- _EXTRACTED ENTRIES_:
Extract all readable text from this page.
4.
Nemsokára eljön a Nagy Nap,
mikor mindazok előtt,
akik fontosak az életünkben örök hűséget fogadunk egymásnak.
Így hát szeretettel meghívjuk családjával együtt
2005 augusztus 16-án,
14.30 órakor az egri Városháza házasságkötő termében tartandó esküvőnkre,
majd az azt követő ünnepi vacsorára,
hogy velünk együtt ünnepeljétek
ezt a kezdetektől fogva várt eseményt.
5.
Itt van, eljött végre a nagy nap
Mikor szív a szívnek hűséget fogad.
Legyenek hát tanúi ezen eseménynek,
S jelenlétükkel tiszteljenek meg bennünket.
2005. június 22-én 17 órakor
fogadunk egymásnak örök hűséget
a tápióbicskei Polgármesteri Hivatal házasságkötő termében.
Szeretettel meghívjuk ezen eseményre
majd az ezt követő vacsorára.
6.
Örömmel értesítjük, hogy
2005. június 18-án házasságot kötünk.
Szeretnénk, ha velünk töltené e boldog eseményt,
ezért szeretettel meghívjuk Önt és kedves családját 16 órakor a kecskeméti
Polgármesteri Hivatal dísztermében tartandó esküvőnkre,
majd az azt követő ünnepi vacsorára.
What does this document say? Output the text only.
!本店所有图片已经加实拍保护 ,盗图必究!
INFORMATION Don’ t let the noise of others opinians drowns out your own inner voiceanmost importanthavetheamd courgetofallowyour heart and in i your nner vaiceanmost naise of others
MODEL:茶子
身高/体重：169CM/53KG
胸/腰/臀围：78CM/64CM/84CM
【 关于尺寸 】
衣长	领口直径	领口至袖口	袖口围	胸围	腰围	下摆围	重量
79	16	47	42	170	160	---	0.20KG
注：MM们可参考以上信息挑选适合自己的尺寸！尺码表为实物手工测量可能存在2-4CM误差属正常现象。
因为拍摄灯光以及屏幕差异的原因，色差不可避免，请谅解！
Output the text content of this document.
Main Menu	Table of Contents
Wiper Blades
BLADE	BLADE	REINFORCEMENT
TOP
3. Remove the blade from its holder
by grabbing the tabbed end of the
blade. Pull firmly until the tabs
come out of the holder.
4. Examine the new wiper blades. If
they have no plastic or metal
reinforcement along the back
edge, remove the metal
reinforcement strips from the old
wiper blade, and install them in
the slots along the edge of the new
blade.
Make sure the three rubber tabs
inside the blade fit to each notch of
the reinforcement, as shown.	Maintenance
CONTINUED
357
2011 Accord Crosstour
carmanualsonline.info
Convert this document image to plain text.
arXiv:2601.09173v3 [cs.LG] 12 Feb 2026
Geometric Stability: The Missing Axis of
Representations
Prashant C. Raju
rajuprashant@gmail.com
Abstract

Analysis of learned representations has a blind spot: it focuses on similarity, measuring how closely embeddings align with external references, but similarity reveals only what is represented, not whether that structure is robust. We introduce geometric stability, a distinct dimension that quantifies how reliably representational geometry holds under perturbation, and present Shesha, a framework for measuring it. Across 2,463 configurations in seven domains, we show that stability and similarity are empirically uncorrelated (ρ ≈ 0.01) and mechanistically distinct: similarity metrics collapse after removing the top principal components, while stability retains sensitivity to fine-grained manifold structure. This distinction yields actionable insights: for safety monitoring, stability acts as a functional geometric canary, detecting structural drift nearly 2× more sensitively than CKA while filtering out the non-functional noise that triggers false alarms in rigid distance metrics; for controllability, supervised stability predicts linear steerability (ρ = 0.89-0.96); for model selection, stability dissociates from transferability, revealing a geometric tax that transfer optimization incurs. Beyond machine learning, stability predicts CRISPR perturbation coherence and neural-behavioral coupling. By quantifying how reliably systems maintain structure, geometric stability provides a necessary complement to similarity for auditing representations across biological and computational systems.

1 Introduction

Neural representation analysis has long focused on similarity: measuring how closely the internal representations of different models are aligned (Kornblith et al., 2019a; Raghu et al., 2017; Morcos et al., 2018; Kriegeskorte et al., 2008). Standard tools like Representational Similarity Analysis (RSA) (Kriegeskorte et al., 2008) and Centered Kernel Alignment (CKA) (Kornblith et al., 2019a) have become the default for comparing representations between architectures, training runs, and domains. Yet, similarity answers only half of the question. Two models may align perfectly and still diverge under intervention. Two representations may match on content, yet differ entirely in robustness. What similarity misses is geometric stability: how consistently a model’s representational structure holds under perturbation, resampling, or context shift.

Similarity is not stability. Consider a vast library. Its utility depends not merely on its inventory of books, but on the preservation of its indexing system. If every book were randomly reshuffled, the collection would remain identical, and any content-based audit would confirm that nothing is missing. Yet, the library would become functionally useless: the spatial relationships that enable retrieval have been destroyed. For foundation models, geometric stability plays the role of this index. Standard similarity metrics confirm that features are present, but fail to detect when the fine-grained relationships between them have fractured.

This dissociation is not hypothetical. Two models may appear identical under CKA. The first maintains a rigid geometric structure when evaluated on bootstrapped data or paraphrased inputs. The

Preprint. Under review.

- _WHAT THE EXERCISE ASKS_: What is needed here is an exact reproduction of all the entries.

- _SOLUTION_:
Extract all readable text from this page.
4.
Nemsokára eljön a Nagy Nap,
mikor mindazok előtt,
akik fontosak az életünkben örök hűséget fogadunk egymásnak.
Így hát szeretettel meghívjuk családjával együtt
2005 augusztus 16-án,
14.30 órakor az egri Városháza házasságkötő termében tartandó esküvőnkre,
majd az azt követő ünnepi vacsorára,
hogy velünk együtt ünnepeljétek
ezt a kezdetektől fogva várt eseményt.
5.
Itt van, eljött végre a nagy nap
Mikor szív a szívnek hűséget fogad.
Legyenek hát tanúi ezen eseménynek,
S jelenlétükkel tiszteljenek meg bennünket.
2005. június 22-én 17 órakor
fogadunk egymásnak örök hűséget
a tápióbicskei Polgármesteri Hivatal házasságkötő termében.
Szeretettel meghívjuk ezen eseményre
majd az ezt követő vacsorára.
6.
Örömmel értesítjük, hogy
2005. június 18-án házasságot kötünk.
Szeretnénk, ha velünk töltené e boldog eseményt,
ezért szeretettel meghívjuk Önt és kedves családját 16 órakor a kecskeméti
Polgármesteri Hivatal dísztermében tartandó esküvőnkre,
majd az azt követő ünnepi vacsorára.
What does this document say? Output the text only.
!本店所有图片已经加实拍保护 ,盗图必究!
INFORMATION Don’ t let the noise of others opinians drowns out your own inner voiceanmost importanthavetheamd courgetofallowyour heart and in i your nner vaiceanmost naise of others
MODEL:茶子
身高/体重：169CM/53KG
胸/腰/臀围：78CM/64CM/84CM
【 关于尺寸 】
衣长	领口直径	领口至袖口	袖口围	胸围	腰围	下摆围	重量
79	16	47	42	170	160	---	0.20KG
注：MM们可参考以上信息挑选适合自己的尺寸！尺码表为实物手工测量可能存在2-4CM误差属正常现象。
因为拍摄灯光以及屏幕差异的原因，色差不可避免，请谅解！
Output the text content of this document.
Main Menu	Table of Contents
Wiper Blades
BLADE	BLADE	REINFORCEMENT
TOP
3. Remove the blade from its holder
by grabbing the tabbed end of the
blade. Pull firmly until the tabs
come out of the holder.
4. Examine the new wiper blades. If
they have no plastic or metal
reinforcement along the back
edge, remove the metal
reinforcement strips from the old
wiper blade, and install them in
the slots along the edge of the new
blade.
Make sure the three rubber tabs
inside the blade fit to each notch of
the reinforcement, as shown.	Maintenance
CONTINUED
357
2011 Accord Crosstour
carmanualsonline.info
Convert this document image to plain text.
arXiv:2601.09173v3 [cs.LG] 12 Feb 2026
Geometric Stability: The Missing Axis of
Representations
Prashant C. Raju
rajuprashant@gmail.com
Abstract

Analysis of learned representations has a blind spot: it focuses on similarity, measuring how closely embeddings align with external references, but similarity reveals only what is represented, not whether that structure is robust. We introduce geometric stability, a distinct dimension that quantifies how reliably representational geometry holds under perturbation, and present Shesha, a framework for measuring it. Across 2,463 configurations in seven domains, we show that stability and similarity are empirically uncorrelated (ρ ≈ 0.01) and mechanistically distinct: similarity metrics collapse after removing the top principal components, while stability retains sensitivity to fine-grained manifold structure. This distinction yields actionable insights: for safety monitoring, stability acts as a functional geometric canary, detecting structural drift nearly 2× more sensitively than CKA while filtering out the non-functional noise that triggers false alarms in rigid distance metrics; for controllability, supervised stability predicts linear steerability (ρ = 0.89-0.96); for model selection, stability dissociates from transferability, revealing a geometric tax that transfer optimization incurs. Beyond machine learning, stability predicts CRISPR perturbation coherence and neural-behavioral coupling. By quantifying how reliably systems maintain structure, geometric stability provides a necessary complement to similarity for auditing representations across biological and computational systems.

1 Introduction

Neural representation analysis has long focused on similarity: measuring how closely the internal representations of different models are aligned (Kornblith et al., 2019a; Raghu et al., 2017; Morcos et al., 2018; Kriegeskorte et al., 2008). Standard tools like Representational Similarity Analysis (RSA) (Kriegeskorte et al., 2008) and Centered Kernel Alignment (CKA) (Kornblith et al., 2019a) have become the default for comparing representations between architectures, training runs, and domains. Yet, similarity answers only half of the question. Two models may align perfectly and still diverge under intervention. Two representations may match on content, yet differ entirely in robustness. What similarity misses is geometric stability: how consistently a model’s representational structure holds under perturbation, resampling, or context shift.

Similarity is not stability. Consider a vast library. Its utility depends not merely on its inventory of books, but on the preservation of its indexing system. If every book were randomly reshuffled, the collection would remain identical, and any content-based audit would confirm that nothing is missing. Yet, the library would become functionally useless: the spatial relationships that enable retrieval have been destroyed. For foundation models, geometric stability plays the role of this index. Standard similarity metrics confirm that features are present, but fail to detect when the fine-grained relationships between them have fractured.

This dissociation is not hypothetical. Two models may appear identical under CKA. The first maintains a rigid geometric structure when evaluated on bootstrapped data or paraphrased inputs. The

Preprint. Under review.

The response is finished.